▸ WHAT THE TASK REQUIRES: Copy these lines word for word, beginning with the first line of the entries and stopping after the line that contains "text-line — [118, 454, 860, 492]".

Entries from a dataset:
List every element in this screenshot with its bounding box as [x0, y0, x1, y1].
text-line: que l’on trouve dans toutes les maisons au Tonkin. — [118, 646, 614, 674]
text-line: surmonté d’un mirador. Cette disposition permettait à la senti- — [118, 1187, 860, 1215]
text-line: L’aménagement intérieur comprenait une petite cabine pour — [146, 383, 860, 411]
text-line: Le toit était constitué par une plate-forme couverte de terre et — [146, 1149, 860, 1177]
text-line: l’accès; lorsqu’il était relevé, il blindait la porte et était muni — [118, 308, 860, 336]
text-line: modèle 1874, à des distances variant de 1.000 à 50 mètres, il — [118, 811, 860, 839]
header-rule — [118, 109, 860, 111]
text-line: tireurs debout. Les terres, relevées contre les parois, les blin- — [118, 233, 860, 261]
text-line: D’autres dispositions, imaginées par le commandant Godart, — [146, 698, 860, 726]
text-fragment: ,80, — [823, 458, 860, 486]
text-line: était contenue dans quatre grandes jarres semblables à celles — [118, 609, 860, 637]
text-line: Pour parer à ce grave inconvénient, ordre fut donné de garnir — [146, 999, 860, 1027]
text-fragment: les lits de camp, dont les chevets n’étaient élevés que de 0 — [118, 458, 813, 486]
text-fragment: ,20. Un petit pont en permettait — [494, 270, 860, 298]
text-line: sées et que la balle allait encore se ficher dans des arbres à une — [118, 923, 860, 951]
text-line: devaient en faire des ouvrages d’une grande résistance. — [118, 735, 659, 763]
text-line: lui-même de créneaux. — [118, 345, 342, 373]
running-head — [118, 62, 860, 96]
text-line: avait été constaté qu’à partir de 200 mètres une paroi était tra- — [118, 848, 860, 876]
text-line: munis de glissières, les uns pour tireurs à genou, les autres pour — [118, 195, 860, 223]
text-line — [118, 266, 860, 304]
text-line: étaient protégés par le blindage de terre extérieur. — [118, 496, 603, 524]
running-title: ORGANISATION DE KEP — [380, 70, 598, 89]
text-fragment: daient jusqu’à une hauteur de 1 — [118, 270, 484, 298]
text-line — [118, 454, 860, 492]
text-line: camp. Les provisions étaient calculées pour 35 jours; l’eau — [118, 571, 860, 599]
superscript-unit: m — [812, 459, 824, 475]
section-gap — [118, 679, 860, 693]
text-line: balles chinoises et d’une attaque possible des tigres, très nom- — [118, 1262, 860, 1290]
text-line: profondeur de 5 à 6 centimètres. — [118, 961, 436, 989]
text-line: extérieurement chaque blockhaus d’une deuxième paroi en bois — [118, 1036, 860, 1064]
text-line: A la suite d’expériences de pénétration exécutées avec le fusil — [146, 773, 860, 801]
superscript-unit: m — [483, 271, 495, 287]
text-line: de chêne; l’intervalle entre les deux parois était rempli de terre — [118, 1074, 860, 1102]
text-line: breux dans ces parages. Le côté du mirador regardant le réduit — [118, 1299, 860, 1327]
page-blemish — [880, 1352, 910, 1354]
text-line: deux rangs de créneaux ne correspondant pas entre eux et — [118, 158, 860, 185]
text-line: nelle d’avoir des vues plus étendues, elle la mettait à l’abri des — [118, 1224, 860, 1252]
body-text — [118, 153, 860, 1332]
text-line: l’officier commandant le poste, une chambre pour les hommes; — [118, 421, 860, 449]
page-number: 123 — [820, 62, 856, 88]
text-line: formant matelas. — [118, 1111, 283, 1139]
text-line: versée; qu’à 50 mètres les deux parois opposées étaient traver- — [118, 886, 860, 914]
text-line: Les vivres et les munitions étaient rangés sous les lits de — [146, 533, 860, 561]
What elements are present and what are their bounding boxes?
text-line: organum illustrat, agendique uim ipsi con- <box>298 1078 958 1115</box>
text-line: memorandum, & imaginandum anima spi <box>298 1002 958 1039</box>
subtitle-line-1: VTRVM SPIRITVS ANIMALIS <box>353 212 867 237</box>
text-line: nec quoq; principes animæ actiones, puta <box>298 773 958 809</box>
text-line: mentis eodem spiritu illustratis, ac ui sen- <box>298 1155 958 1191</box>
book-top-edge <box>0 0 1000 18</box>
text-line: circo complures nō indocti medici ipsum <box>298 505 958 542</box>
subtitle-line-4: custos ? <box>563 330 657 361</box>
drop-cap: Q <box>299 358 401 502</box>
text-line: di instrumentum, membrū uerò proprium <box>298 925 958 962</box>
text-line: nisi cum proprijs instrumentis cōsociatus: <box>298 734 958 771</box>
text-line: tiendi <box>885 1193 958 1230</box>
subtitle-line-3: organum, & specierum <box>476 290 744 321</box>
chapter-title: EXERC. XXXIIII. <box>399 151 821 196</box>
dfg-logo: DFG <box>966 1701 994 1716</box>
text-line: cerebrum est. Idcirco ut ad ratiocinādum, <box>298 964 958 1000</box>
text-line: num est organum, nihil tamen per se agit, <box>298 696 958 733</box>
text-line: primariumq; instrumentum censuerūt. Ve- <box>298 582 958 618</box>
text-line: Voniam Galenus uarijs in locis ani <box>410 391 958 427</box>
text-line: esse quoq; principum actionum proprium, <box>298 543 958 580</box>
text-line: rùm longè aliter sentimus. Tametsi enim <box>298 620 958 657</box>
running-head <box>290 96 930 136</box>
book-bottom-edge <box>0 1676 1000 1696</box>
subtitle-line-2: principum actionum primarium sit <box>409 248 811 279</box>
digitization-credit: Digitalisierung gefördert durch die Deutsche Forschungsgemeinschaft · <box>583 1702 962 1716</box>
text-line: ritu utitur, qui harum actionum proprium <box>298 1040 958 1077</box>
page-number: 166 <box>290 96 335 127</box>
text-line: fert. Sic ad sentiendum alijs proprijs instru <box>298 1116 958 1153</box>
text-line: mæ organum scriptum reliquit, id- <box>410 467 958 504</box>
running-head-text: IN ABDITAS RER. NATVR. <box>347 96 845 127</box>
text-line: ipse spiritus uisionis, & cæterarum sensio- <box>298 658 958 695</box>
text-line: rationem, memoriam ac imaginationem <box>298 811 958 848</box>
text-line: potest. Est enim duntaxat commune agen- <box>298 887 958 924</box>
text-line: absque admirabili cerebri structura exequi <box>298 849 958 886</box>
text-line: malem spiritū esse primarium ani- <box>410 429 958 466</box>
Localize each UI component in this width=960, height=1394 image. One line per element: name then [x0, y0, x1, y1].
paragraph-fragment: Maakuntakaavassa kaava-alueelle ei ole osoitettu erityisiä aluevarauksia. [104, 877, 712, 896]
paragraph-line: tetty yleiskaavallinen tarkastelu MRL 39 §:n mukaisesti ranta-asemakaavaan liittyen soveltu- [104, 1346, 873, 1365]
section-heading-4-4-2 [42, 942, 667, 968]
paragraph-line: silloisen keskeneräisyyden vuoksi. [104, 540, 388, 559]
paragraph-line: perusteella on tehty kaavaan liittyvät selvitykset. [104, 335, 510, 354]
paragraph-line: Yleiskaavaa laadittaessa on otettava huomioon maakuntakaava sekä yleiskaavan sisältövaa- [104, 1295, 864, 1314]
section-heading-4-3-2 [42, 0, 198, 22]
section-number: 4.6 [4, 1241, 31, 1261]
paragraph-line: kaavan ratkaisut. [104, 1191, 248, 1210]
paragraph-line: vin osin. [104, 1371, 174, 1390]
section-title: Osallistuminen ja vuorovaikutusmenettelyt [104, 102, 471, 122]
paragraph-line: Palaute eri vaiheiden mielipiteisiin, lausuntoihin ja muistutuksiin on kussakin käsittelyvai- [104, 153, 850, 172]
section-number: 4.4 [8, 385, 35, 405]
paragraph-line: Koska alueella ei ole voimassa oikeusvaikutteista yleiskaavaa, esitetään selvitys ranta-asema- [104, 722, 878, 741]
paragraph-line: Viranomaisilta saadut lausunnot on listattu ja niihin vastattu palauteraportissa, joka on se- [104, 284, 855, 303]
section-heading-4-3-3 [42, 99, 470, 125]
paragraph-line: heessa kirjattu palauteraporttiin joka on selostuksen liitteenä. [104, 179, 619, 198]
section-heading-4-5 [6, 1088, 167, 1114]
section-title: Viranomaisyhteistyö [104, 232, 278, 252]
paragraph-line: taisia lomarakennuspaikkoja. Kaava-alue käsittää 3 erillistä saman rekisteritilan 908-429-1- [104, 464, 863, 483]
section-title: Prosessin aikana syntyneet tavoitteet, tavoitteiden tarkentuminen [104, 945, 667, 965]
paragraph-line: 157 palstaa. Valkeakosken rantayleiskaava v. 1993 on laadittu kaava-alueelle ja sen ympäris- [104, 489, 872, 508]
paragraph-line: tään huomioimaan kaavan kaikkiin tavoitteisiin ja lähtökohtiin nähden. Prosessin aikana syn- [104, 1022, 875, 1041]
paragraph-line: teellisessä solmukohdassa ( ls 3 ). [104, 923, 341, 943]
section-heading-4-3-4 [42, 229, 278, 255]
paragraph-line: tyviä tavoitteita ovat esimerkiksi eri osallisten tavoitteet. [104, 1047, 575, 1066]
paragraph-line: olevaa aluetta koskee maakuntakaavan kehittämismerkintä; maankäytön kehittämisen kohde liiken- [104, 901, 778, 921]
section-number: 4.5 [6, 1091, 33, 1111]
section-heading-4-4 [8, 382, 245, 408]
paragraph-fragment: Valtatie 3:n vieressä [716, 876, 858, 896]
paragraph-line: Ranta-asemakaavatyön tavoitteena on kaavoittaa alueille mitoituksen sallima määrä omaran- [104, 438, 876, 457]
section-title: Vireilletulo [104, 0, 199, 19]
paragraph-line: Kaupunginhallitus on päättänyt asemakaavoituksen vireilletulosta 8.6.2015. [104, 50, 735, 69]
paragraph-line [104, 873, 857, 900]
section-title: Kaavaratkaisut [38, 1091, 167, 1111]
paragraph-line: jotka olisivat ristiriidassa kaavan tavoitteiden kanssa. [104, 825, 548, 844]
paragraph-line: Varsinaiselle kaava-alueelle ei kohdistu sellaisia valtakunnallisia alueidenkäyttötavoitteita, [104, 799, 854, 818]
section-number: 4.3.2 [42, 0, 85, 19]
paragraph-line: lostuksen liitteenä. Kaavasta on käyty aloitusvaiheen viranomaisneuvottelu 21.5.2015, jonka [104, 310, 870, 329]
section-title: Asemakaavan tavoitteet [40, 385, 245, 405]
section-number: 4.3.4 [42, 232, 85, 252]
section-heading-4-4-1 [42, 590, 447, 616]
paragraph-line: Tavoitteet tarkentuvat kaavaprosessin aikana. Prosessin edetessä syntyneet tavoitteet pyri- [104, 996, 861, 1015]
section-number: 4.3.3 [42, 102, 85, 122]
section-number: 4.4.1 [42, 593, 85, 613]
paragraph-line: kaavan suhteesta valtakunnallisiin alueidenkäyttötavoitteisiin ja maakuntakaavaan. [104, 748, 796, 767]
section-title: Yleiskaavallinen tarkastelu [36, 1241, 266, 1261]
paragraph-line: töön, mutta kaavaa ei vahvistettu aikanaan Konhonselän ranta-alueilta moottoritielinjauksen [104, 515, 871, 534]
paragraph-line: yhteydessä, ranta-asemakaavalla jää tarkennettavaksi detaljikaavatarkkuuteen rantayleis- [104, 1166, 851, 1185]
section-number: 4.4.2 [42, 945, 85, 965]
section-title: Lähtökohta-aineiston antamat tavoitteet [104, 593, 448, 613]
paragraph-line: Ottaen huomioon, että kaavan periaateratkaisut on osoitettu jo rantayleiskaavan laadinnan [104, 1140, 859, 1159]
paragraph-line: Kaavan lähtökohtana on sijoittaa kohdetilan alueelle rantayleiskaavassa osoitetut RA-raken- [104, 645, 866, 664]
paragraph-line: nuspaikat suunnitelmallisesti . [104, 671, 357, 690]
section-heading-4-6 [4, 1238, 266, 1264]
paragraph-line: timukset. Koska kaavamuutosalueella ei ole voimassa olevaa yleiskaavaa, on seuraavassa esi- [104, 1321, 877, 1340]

▸ WRITTEN ANSWER:
List every element in this screenshot with its bounding box as [x0, y0, x1, y1].
text-line: que l’on trouve dans toutes les maisons au Tonkin. — [118, 646, 614, 674]
text-line: surmonté d’un mirador. Cette disposition permettait à la senti- — [118, 1187, 860, 1215]
text-line: L’aménagement intérieur comprenait une petite cabine pour — [146, 383, 860, 411]
text-line: Le toit était constitué par une plate-forme couverte de terre et — [146, 1149, 860, 1177]
text-line: l’accès; lorsqu’il était relevé, il blindait la porte et était muni — [118, 308, 860, 336]
text-line: modèle 1874, à des distances variant de 1.000 à 50 mètres, il — [118, 811, 860, 839]
header-rule — [118, 109, 860, 111]
text-line: tireurs debout. Les terres, relevées contre les parois, les blin- — [118, 233, 860, 261]
text-line: D’autres dispositions, imaginées par le commandant Godart, — [146, 698, 860, 726]
text-fragment: ,80, — [823, 458, 860, 486]
text-line: était contenue dans quatre grandes jarres semblables à celles — [118, 609, 860, 637]
text-line: Pour parer à ce grave inconvénient, ordre fut donné de garnir — [146, 999, 860, 1027]
text-fragment: les lits de camp, dont les chevets n’étaient élevés que de 0 — [118, 458, 813, 486]
text-fragment: ,20. Un petit pont en permettait — [494, 270, 860, 298]
text-line: sées et que la balle allait encore se ficher dans des arbres à une — [118, 923, 860, 951]
text-line: devaient en faire des ouvrages d’une grande résistance. — [118, 735, 659, 763]
text-line: lui-même de créneaux. — [118, 345, 342, 373]
running-head — [118, 62, 860, 96]
text-line: avait été constaté qu’à partir de 200 mètres une paroi était tra- — [118, 848, 860, 876]
text-line: munis de glissières, les uns pour tireurs à genou, les autres pour — [118, 195, 860, 223]
text-line — [118, 266, 860, 304]
text-line: étaient protégés par le blindage de terre extérieur. — [118, 496, 603, 524]
running-title: ORGANISATION DE KEP — [380, 70, 598, 89]
text-fragment: daient jusqu’à une hauteur de 1 — [118, 270, 484, 298]
text-line — [118, 454, 860, 492]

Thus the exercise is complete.